WHAT YOU HAVE TO DO | Without the images, write out all of the following entries exactly.

=== ENTRIES PROVIDED ===

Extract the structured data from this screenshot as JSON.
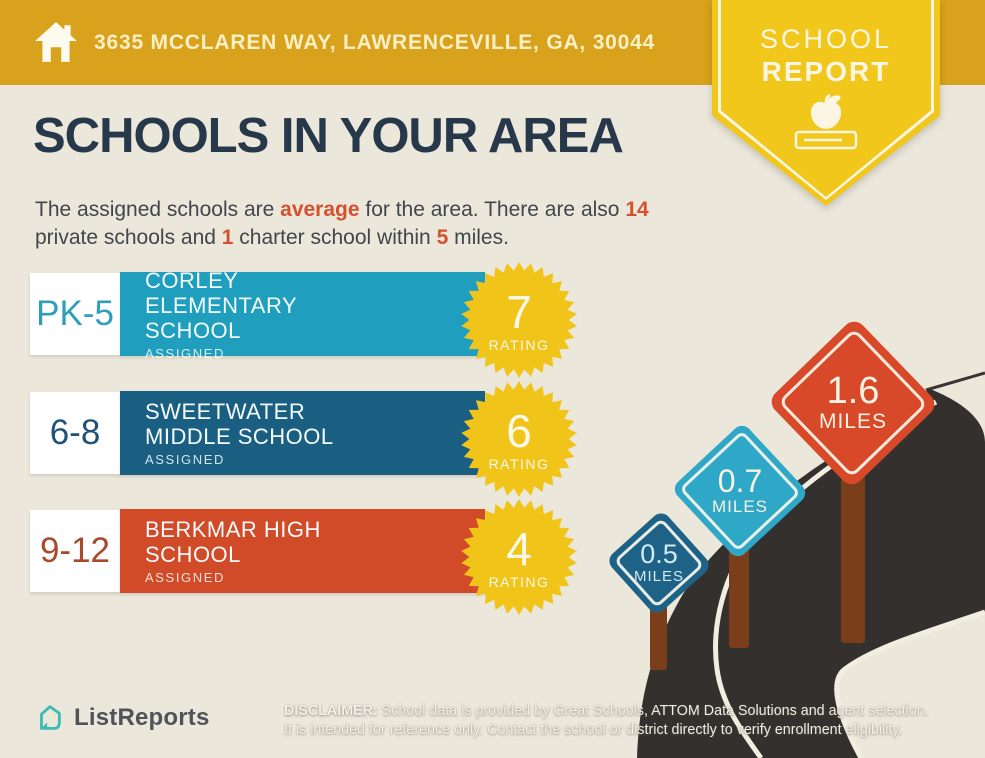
{
  "header": {
    "address": "3635 MCCLAREN WAY, LAWRENCEVILLE, GA, 30044"
  },
  "report_badge": {
    "title_line1": "SCHOOL",
    "title_line2": "REPORT",
    "icon": "apple-on-book-icon"
  },
  "page": {
    "title": "SCHOOLS IN YOUR AREA"
  },
  "subtitle": {
    "segments": [
      {
        "text": "The assigned schools are ",
        "highlight": false
      },
      {
        "text": "average",
        "highlight": true
      },
      {
        "text": " for the area. There are also ",
        "highlight": false
      },
      {
        "text": "14",
        "highlight": true
      },
      {
        "text": " private schools and ",
        "highlight": false
      },
      {
        "text": "1",
        "highlight": true
      },
      {
        "text": " charter school within ",
        "highlight": false
      },
      {
        "text": "5",
        "highlight": true
      },
      {
        "text": " miles.",
        "highlight": false
      }
    ]
  },
  "schools": [
    {
      "grades": "PK-5",
      "name": "CORLEY ELEMENTARY SCHOOL",
      "status": "ASSIGNED",
      "rating": "7",
      "rating_label": "RATING",
      "bar_color": "#209EBE"
    },
    {
      "grades": "6-8",
      "name": "SWEETWATER MIDDLE SCHOOL",
      "status": "ASSIGNED",
      "rating": "6",
      "rating_label": "RATING",
      "bar_color": "#1A5F82"
    },
    {
      "grades": "9-12",
      "name": "BERKMAR HIGH SCHOOL",
      "status": "ASSIGNED",
      "rating": "4",
      "rating_label": "RATING",
      "bar_color": "#D24B28"
    }
  ],
  "signs": [
    {
      "value": "0.5",
      "unit": "MILES",
      "color": "#1E6387"
    },
    {
      "value": "0.7",
      "unit": "MILES",
      "color": "#2FA7C7"
    },
    {
      "value": "1.6",
      "unit": "MILES",
      "color": "#D8492A"
    }
  ],
  "footer": {
    "brand": "ListReports",
    "disclaimer_label": "DISCLAIMER:",
    "disclaimer_line1": " School data is provided by Great Schools, ATTOM Data Solutions and agent selection.",
    "disclaimer_line2": "It is intended for reference only. Contact the school or district directly to verify enrollment eligibility."
  },
  "colors": {
    "header_gold": "#D9A21C",
    "pennant_yellow": "#F2C71B",
    "background_cream": "#ECE7DB",
    "title_navy": "#27384A",
    "accent_red": "#D4502E",
    "starburst_yellow": "#F0C419",
    "road_dark": "#34302D",
    "pole_brown": "#7A3E1B",
    "logo_teal": "#3CBCB4"
  }
}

===

EXERCISE RESULT |
Extract the structured data from this screenshot as JSON.
{
  "header": {
    "address": "3635 MCCLAREN WAY, LAWRENCEVILLE, GA, 30044"
  },
  "report_badge": {
    "title_line1": "SCHOOL",
    "title_line2": "REPORT",
    "icon": "apple-on-book-icon"
  },
  "page": {
    "title": "SCHOOLS IN YOUR AREA"
  },
  "subtitle": {
    "segments": [
      {
        "text": "The assigned schools are ",
        "highlight": false
      },
      {
        "text": "average",
        "highlight": true
      },
      {
        "text": " for the area. There are also ",
        "highlight": false
      },
      {
        "text": "14",
        "highlight": true
      },
      {
        "text": " private schools and ",
        "highlight": false
      },
      {
        "text": "1",
        "highlight": true
      },
      {
        "text": " charter school within ",
        "highlight": false
      },
      {
        "text": "5",
        "highlight": true
      },
      {
        "text": " miles.",
        "highlight": false
      }
    ]
  },
  "schools": [
    {
      "grades": "PK-5",
      "name": "CORLEY ELEMENTARY SCHOOL",
      "status": "ASSIGNED",
      "rating": "7",
      "rating_label": "RATING",
      "bar_color": "#209EBE"
    },
    {
      "grades": "6-8",
      "name": "SWEETWATER MIDDLE SCHOOL",
      "status": "ASSIGNED",
      "rating": "6",
      "rating_label": "RATING",
      "bar_color": "#1A5F82"
    },
    {
      "grades": "9-12",
      "name": "BERKMAR HIGH SCHOOL",
      "status": "ASSIGNED",
      "rating": "4",
      "rating_label": "RATING",
      "bar_color": "#D24B28"
    }
  ],
  "signs": [
    {
      "value": "0.5",
      "unit": "MILES",
      "color": "#1E6387"
    },
    {
      "value": "0.7",
      "unit": "MILES",
      "color": "#2FA7C7"
    },
    {
      "value": "1.6",
      "unit": "MILES",
      "color": "#D8492A"
    }
  ],
  "footer": {
    "brand": "ListReports",
    "disclaimer_label": "DISCLAIMER:",
    "disclaimer_line1": " School data is provided by Great Schools, ATTOM Data Solutions and agent selection.",
    "disclaimer_line2": "It is intended for reference only. Contact the school or district directly to verify enrollment eligibility."
  },
  "colors": {
    "header_gold": "#D9A21C",
    "pennant_yellow": "#F2C71B",
    "background_cream": "#ECE7DB",
    "title_navy": "#27384A",
    "accent_red": "#D4502E",
    "starburst_yellow": "#F0C419",
    "road_dark": "#34302D",
    "pole_brown": "#7A3E1B",
    "logo_teal": "#3CBCB4"
  }
}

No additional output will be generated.